= Exercise brief =
The records below hold pictures; please leave those out and retype the rest exactly.

Entries from a dataset:
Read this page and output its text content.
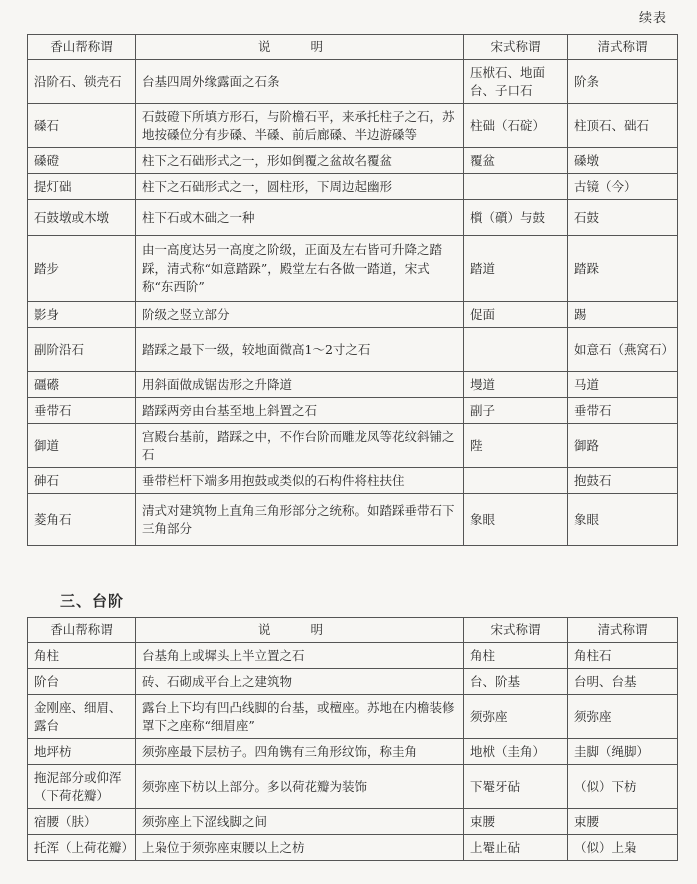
续表
香山帮称谓	说 明	宋式称谓	清式称谓
沿阶石、锁壳石	台基四周外缘露面之石条	压栿石、地面台、子口石	阶条
磉石	石鼓磴下所填方形石，与阶檐石平，来承托柱子之石，苏地按磉位分有步磉、半磉、前后廊磉、半边游磉等	柱础（石碇）	柱顶石、础石
磉磴	柱下之石础形式之一，形如倒覆之盆故名覆盆	覆盆	磉墩
提灯础	柱下之石础形式之一，圆柱形，下周边起幽形		古镜（今）
石鼓墩或木墩	柱下石或木础之一种	櫍（礩）与鼓	石鼓
踏步	由一高度达另一高度之阶级，正面及左右皆可升降之踏踩，清式称“如意踏跺”，殿堂左右各做一踏道，宋式称“东西阶”	踏道	踏跺
影身	阶级之竖立部分	促面	踢
副阶沿石	踏踩之最下一级，较地面微高1～2寸之石		如意石（燕窝石）
礓礤	用斜面做成锯齿形之升降道	墁道	马道
垂带石	踏踩两旁由台基至地上斜置之石	副子	垂带石
御道	宫殿台基前，踏踩之中，不作台阶而雕龙凤等花纹斜铺之石	陛	御路
砷石	垂带栏杆下端多用抱鼓或类似的石构件将柱扶住		抱鼓石
菱角石	清式对建筑物上直角三角形部分之统称。如踏踩垂带石下三角部分	象眼	象眼
三、台阶
香山帮称谓	说 明	宋式称谓	清式称谓
角柱	台基角上或墀头上半立置之石	角柱	角柱石
阶台	砖、石砌成平台上之建筑物	台、阶基	台明、台基
金刚座、细眉、露台	露台上下均有凹凸线脚的台基，或檀座。苏地在内檐装修罩下之座称“细眉座”	须弥座	须弥座
地坪枋	须弥座最下层枋子。四角镌有三角形纹饰，称圭角	地栿（圭角）	圭脚（绳脚）
拖泥部分或仰浑（下荷花瓣）	须弥座下枋以上部分。多以荷花瓣为装饰	下罨牙砧	（似）下枋
宿腰（肤）	须弥座上下涩线脚之间	束腰	束腰
托浑（上荷花瓣）	上枭位于须弥座束腰以上之枋	上罨止砧	（似）上枭
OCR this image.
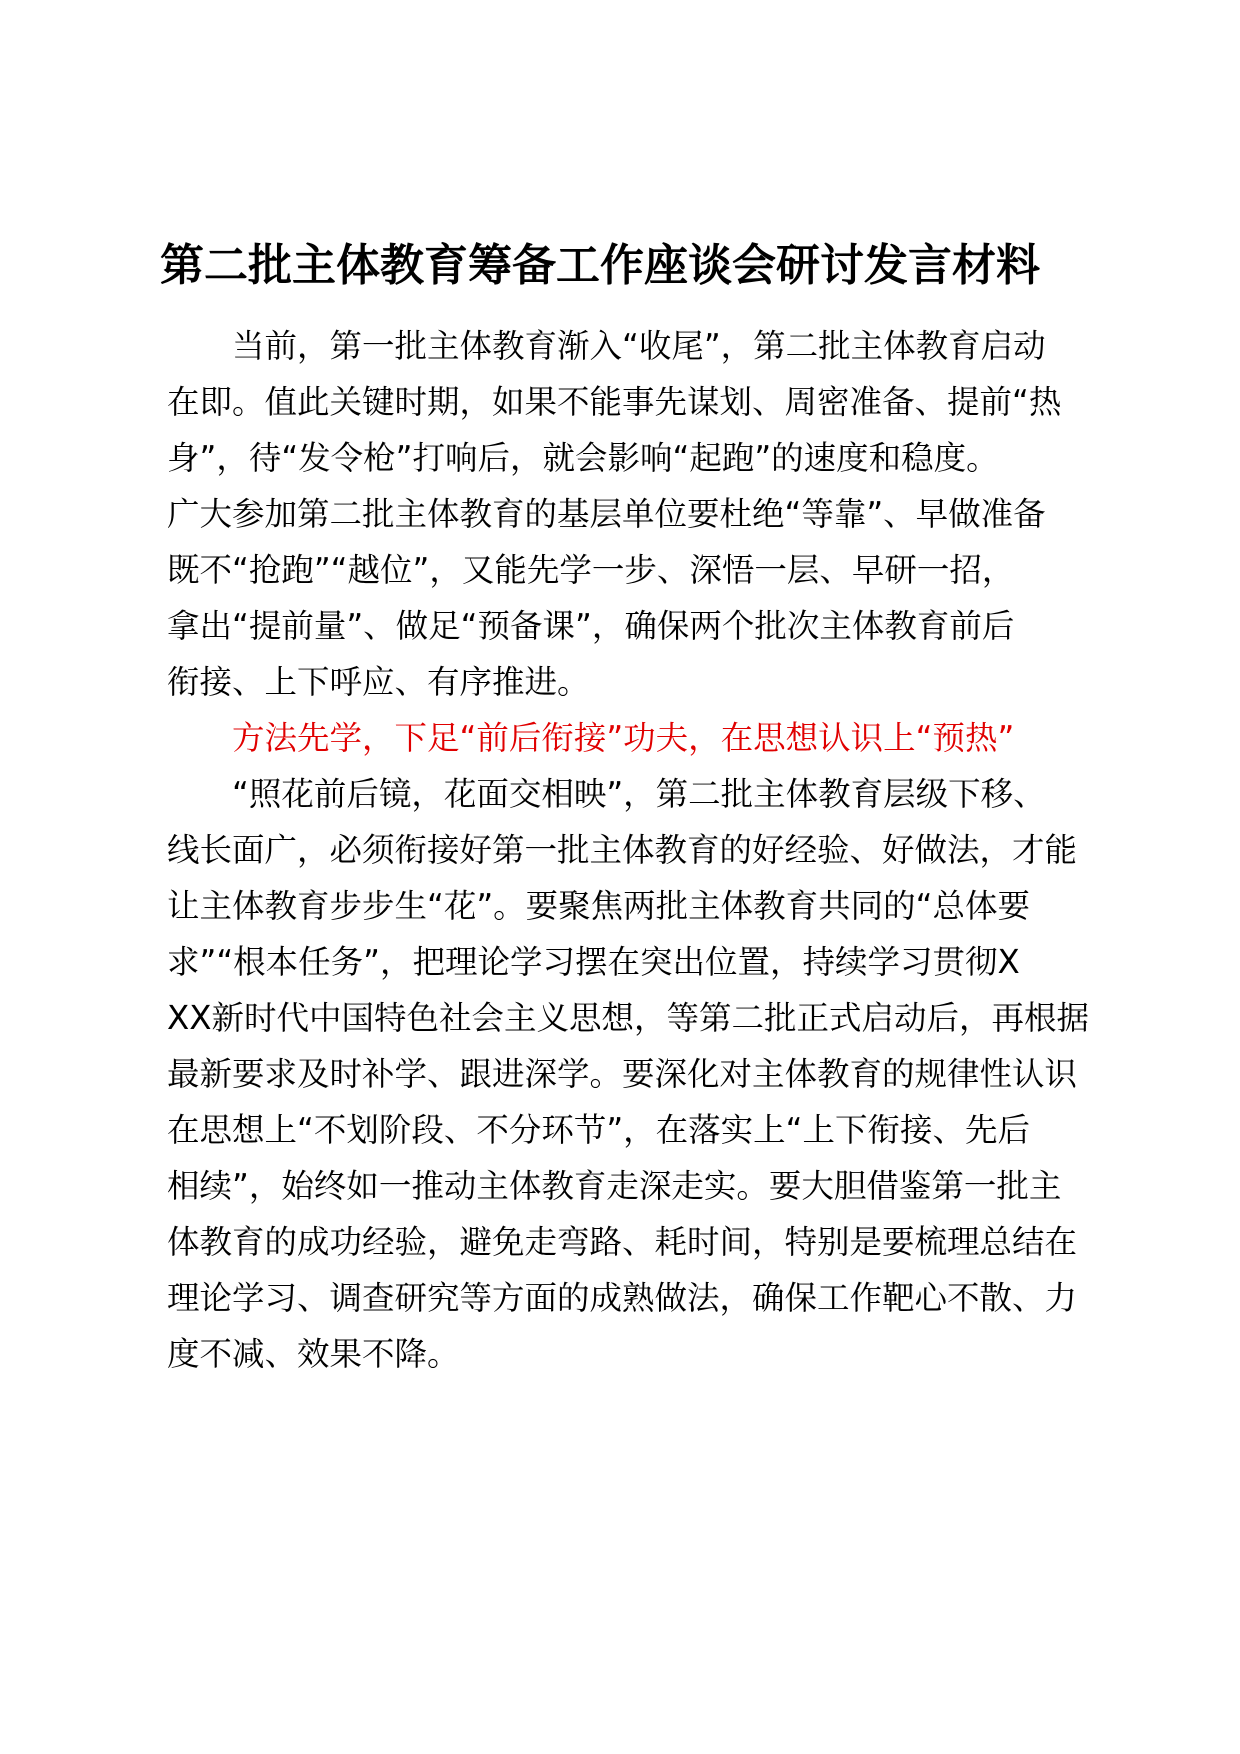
第二批主体教育筹备工作座谈会研讨发言材料
　　当前，第一批主体教育渐入“收尾”，第二批主体教育启动
在即。值此关键时期，如果不能事先谋划、周密准备、提前“热
身”，待“发令枪”打响后，就会影响“起跑”的速度和稳度。
广大参加第二批主体教育的基层单位要杜绝“等靠”、早做准备
既不“抢跑”“越位”，又能先学一步、深悟一层、早研一招，
拿出“提前量”、做足“预备课”，确保两个批次主体教育前后
衔接、上下呼应、有序推进。
　　方法先学，下足“前后衔接”功夫，在思想认识上“预热”
　　“照花前后镜，花面交相映”，第二批主体教育层级下移、
线长面广，必须衔接好第一批主体教育的好经验、好做法，才能
让主体教育步步生“花”。要聚焦两批主体教育共同的“总体要
求”“根本任务”，把理论学习摆在突出位置，持续学习贯彻X
XX新时代中国特色社会主义思想，等第二批正式启动后，再根据
最新要求及时补学、跟进深学。要深化对主体教育的规律性认识
在思想上“不划阶段、不分环节”，在落实上“上下衔接、先后
相续”，始终如一推动主体教育走深走实。要大胆借鉴第一批主
体教育的成功经验，避免走弯路、耗时间，特别是要梳理总结在
理论学习、调查研究等方面的成熟做法，确保工作靶心不散、力
度不减、效果不降。
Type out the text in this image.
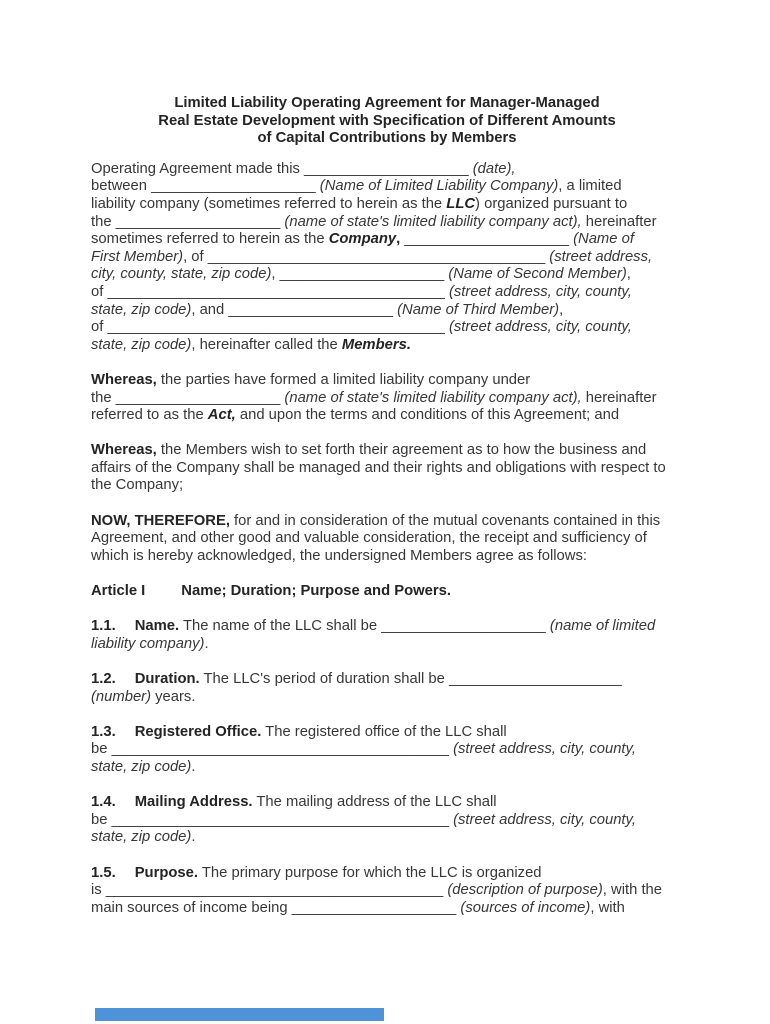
Limited Liability Operating Agreement for Manager-Managed
Real Estate Development with Specification of Different Amounts
of Capital Contributions by Members
Operating Agreement made this ____________________ (date),
between ____________________ (Name of Limited Liability Company), a limited
liability company (sometimes referred to herein as the LLC) organized pursuant to
the ____________________ (name of state's limited liability company act), hereinafter
sometimes referred to herein as the Company, ____________________ (Name of
First Member), of _________________________________________ (street address,
city, county, state, zip code), ____________________ (Name of Second Member),
of _________________________________________ (street address, city, county,
state, zip code), and ____________________ (Name of Third Member),
of _________________________________________ (street address, city, county,
state, zip code), hereinafter called the Members.
Whereas, the parties have formed a limited liability company under
the ____________________ (name of state's limited liability company act), hereinafter
referred to as the Act, and upon the terms and conditions of this Agreement; and
Whereas, the Members wish to set forth their agreement as to how the business and
affairs of the Company shall be managed and their rights and obligations with respect to
the Company;
NOW, THEREFORE, for and in consideration of the mutual covenants contained in this
Agreement, and other good and valuable consideration, the receipt and sufficiency of
which is hereby acknowledged, the undersigned Members agree as follows:
Article I Name; Duration; Purpose and Powers.
1.1. Name. The name of the LLC shall be ____________________ (name of limited
liability company).
1.2. Duration. The LLC's period of duration shall be _____________________
(number) years.
1.3. Registered Office. The registered office of the LLC shall
be _________________________________________ (street address, city, county,
state, zip code).
1.4. Mailing Address. The mailing address of the LLC shall
be _________________________________________ (street address, city, county,
state, zip code).
1.5. Purpose. The primary purpose for which the LLC is organized
is _________________________________________ (description of purpose), with the
main sources of income being ____________________ (sources of income), with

= Response for this exercise =
Read this page and output its text content.
续表
香山帮称谓	说 明	宋式称谓	清式称谓
沿阶石、锁壳石	台基四周外缘露面之石条	压栿石、地面台、子口石	阶条
磉石	石鼓磴下所填方形石，与阶檐石平，来承托柱子之石，苏地按磉位分有步磉、半磉、前后廊磉、半边游磉等	柱础（石碇）	柱顶石、础石
磉磴	柱下之石础形式之一，形如倒覆之盆故名覆盆	覆盆	磉墩
提灯础	柱下之石础形式之一，圆柱形，下周边起幽形		古镜（今）
石鼓墩或木墩	柱下石或木础之一种	櫍（礩）与鼓	石鼓
踏步	由一高度达另一高度之阶级，正面及左右皆可升降之踏踩，清式称“如意踏跺”，殿堂左右各做一踏道，宋式称“东西阶”	踏道	踏跺
影身	阶级之竖立部分	促面	踢
副阶沿石	踏踩之最下一级，较地面微高1～2寸之石		如意石（燕窝石）
礓礤	用斜面做成锯齿形之升降道	墁道	马道
垂带石	踏踩两旁由台基至地上斜置之石	副子	垂带石
御道	宫殿台基前，踏踩之中，不作台阶而雕龙凤等花纹斜铺之石	陛	御路
砷石	垂带栏杆下端多用抱鼓或类似的石构件将柱扶住		抱鼓石
菱角石	清式对建筑物上直角三角形部分之统称。如踏踩垂带石下三角部分	象眼	象眼
三、台阶
香山帮称谓	说 明	宋式称谓	清式称谓
角柱	台基角上或墀头上半立置之石	角柱	角柱石
阶台	砖、石砌成平台上之建筑物	台、阶基	台明、台基
金刚座、细眉、露台	露台上下均有凹凸线脚的台基，或檀座。苏地在内檐装修罩下之座称“细眉座”	须弥座	须弥座
地坪枋	须弥座最下层枋子。四角镌有三角形纹饰，称圭角	地栿（圭角）	圭脚（绳脚）
拖泥部分或仰浑（下荷花瓣）	须弥座下枋以上部分。多以荷花瓣为装饰	下罨牙砧	（似）下枋
宿腰（肤）	须弥座上下涩线脚之间	束腰	束腰
托浑（上荷花瓣）	上枭位于须弥座束腰以上之枋	上罨止砧	（似）上枭
OCR this image.
第二批主体教育筹备工作座谈会研讨发言材料
　　当前，第一批主体教育渐入“收尾”，第二批主体教育启动
在即。值此关键时期，如果不能事先谋划、周密准备、提前“热
身”，待“发令枪”打响后，就会影响“起跑”的速度和稳度。
广大参加第二批主体教育的基层单位要杜绝“等靠”、早做准备
既不“抢跑”“越位”，又能先学一步、深悟一层、早研一招，
拿出“提前量”、做足“预备课”，确保两个批次主体教育前后
衔接、上下呼应、有序推进。
　　方法先学，下足“前后衔接”功夫，在思想认识上“预热”
　　“照花前后镜，花面交相映”，第二批主体教育层级下移、
线长面广，必须衔接好第一批主体教育的好经验、好做法，才能
让主体教育步步生“花”。要聚焦两批主体教育共同的“总体要
求”“根本任务”，把理论学习摆在突出位置，持续学习贯彻X
XX新时代中国特色社会主义思想，等第二批正式启动后，再根据
最新要求及时补学、跟进深学。要深化对主体教育的规律性认识
在思想上“不划阶段、不分环节”，在落实上“上下衔接、先后
相续”，始终如一推动主体教育走深走实。要大胆借鉴第一批主
体教育的成功经验，避免走弯路、耗时间，特别是要梳理总结在
理论学习、调查研究等方面的成熟做法，确保工作靶心不散、力
度不减、效果不降。
Type out the text in this image.
Limited Liability Operating Agreement for Manager-Managed
Real Estate Development with Specification of Different Amounts
of Capital Contributions by Members
Operating Agreement made this ____________________ (date),
between ____________________ (Name of Limited Liability Company), a limited
liability company (sometimes referred to herein as the LLC) organized pursuant to
the ____________________ (name of state's limited liability company act), hereinafter
sometimes referred to herein as the Company, ____________________ (Name of
First Member), of _________________________________________ (street address,
city, county, state, zip code), ____________________ (Name of Second Member),
of _________________________________________ (street address, city, county,
state, zip code), and ____________________ (Name of Third Member),
of _________________________________________ (street address, city, county,
state, zip code), hereinafter called the Members.
Whereas, the parties have formed a limited liability company under
the ____________________ (name of state's limited liability company act), hereinafter
referred to as the Act, and upon the terms and conditions of this Agreement; and
Whereas, the Members wish to set forth their agreement as to how the business and
affairs of the Company shall be managed and their rights and obligations with respect to
the Company;
NOW, THEREFORE, for and in consideration of the mutual covenants contained in this
Agreement, and other good and valuable consideration, the receipt and sufficiency of
which is hereby acknowledged, the undersigned Members agree as follows:
Article I Name; Duration; Purpose and Powers.
1.1. Name. The name of the LLC shall be ____________________ (name of limited
liability company).
1.2. Duration. The LLC's period of duration shall be _____________________
(number) years.
1.3. Registered Office. The registered office of the LLC shall
be _________________________________________ (street address, city, county,
state, zip code).
1.4. Mailing Address. The mailing address of the LLC shall
be _________________________________________ (street address, city, county,
state, zip code).
1.5. Purpose. The primary purpose for which the LLC is organized
is _________________________________________ (description of purpose), with the
main sources of income being ____________________ (sources of income), with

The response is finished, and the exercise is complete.